#### Entries shown:
○ ○ ○

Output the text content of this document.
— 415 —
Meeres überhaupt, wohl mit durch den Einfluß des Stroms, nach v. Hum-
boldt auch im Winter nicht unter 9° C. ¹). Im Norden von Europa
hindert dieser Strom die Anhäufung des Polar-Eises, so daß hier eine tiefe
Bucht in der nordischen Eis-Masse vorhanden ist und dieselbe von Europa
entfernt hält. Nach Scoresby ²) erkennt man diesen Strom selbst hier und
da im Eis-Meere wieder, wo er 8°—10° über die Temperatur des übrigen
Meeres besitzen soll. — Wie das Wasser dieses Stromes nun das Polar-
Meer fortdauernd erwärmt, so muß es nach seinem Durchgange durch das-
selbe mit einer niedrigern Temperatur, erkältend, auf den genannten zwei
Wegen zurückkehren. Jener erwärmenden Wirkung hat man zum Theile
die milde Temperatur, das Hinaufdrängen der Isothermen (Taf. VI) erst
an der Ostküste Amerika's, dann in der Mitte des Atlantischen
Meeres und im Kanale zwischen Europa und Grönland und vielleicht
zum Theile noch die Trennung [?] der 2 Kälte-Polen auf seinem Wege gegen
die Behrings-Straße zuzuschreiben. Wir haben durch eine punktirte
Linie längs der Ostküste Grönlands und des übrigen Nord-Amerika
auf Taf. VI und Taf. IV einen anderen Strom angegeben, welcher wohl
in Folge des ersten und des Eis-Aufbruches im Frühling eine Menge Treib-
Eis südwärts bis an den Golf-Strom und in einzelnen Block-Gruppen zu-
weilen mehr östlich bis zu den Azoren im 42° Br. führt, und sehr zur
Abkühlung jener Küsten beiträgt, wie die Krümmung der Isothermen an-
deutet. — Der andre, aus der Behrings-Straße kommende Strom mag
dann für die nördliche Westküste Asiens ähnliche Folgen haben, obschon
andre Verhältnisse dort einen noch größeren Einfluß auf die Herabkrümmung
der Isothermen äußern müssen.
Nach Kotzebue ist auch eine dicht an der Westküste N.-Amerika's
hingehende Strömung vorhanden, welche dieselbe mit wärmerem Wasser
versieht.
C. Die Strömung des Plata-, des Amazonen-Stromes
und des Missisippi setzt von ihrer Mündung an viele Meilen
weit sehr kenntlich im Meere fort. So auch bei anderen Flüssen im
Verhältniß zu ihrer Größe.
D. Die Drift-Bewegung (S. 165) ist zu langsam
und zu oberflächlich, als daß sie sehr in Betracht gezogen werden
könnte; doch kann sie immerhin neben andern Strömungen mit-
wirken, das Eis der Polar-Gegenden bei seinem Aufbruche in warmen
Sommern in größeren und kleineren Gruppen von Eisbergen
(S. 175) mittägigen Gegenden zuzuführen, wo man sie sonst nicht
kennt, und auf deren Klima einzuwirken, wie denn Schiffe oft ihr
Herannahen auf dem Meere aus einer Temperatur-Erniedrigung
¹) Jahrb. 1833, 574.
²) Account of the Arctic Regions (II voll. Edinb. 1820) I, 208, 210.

○ ○ ○

#### Do this:
Output the lines above verbatim and in full.

#### Response:
Output the text content of this document.
— 415 —
Meeres überhaupt, wohl mit durch den Einfluß des Stroms, nach v. Hum-
boldt auch im Winter nicht unter 9° C. ¹). Im Norden von Europa
hindert dieser Strom die Anhäufung des Polar-Eises, so daß hier eine tiefe
Bucht in der nordischen Eis-Masse vorhanden ist und dieselbe von Europa
entfernt hält. Nach Scoresby ²) erkennt man diesen Strom selbst hier und
da im Eis-Meere wieder, wo er 8°—10° über die Temperatur des übrigen
Meeres besitzen soll. — Wie das Wasser dieses Stromes nun das Polar-
Meer fortdauernd erwärmt, so muß es nach seinem Durchgange durch das-
selbe mit einer niedrigern Temperatur, erkältend, auf den genannten zwei
Wegen zurückkehren. Jener erwärmenden Wirkung hat man zum Theile
die milde Temperatur, das Hinaufdrängen der Isothermen (Taf. VI) erst
an der Ostküste Amerika's, dann in der Mitte des Atlantischen
Meeres und im Kanale zwischen Europa und Grönland und vielleicht
zum Theile noch die Trennung [?] der 2 Kälte-Polen auf seinem Wege gegen
die Behrings-Straße zuzuschreiben. Wir haben durch eine punktirte
Linie längs der Ostküste Grönlands und des übrigen Nord-Amerika
auf Taf. VI und Taf. IV einen anderen Strom angegeben, welcher wohl
in Folge des ersten und des Eis-Aufbruches im Frühling eine Menge Treib-
Eis südwärts bis an den Golf-Strom und in einzelnen Block-Gruppen zu-
weilen mehr östlich bis zu den Azoren im 42° Br. führt, und sehr zur
Abkühlung jener Küsten beiträgt, wie die Krümmung der Isothermen an-
deutet. — Der andre, aus der Behrings-Straße kommende Strom mag
dann für die nördliche Westküste Asiens ähnliche Folgen haben, obschon
andre Verhältnisse dort einen noch größeren Einfluß auf die Herabkrümmung
der Isothermen äußern müssen.
Nach Kotzebue ist auch eine dicht an der Westküste N.-Amerika's
hingehende Strömung vorhanden, welche dieselbe mit wärmerem Wasser
versieht.
C. Die Strömung des Plata-, des Amazonen-Stromes
und des Missisippi setzt von ihrer Mündung an viele Meilen
weit sehr kenntlich im Meere fort. So auch bei anderen Flüssen im
Verhältniß zu ihrer Größe.
D. Die Drift-Bewegung (S. 165) ist zu langsam
und zu oberflächlich, als daß sie sehr in Betracht gezogen werden
könnte; doch kann sie immerhin neben andern Strömungen mit-
wirken, das Eis der Polar-Gegenden bei seinem Aufbruche in warmen
Sommern in größeren und kleineren Gruppen von Eisbergen
(S. 175) mittägigen Gegenden zuzuführen, wo man sie sonst nicht
kennt, und auf deren Klima einzuwirken, wie denn Schiffe oft ihr
Herannahen auf dem Meere aus einer Temperatur-Erniedrigung
¹) Jahrb. 1833, 574.
²) Account of the Arctic Regions (II voll. Edinb. 1820) I, 208, 210.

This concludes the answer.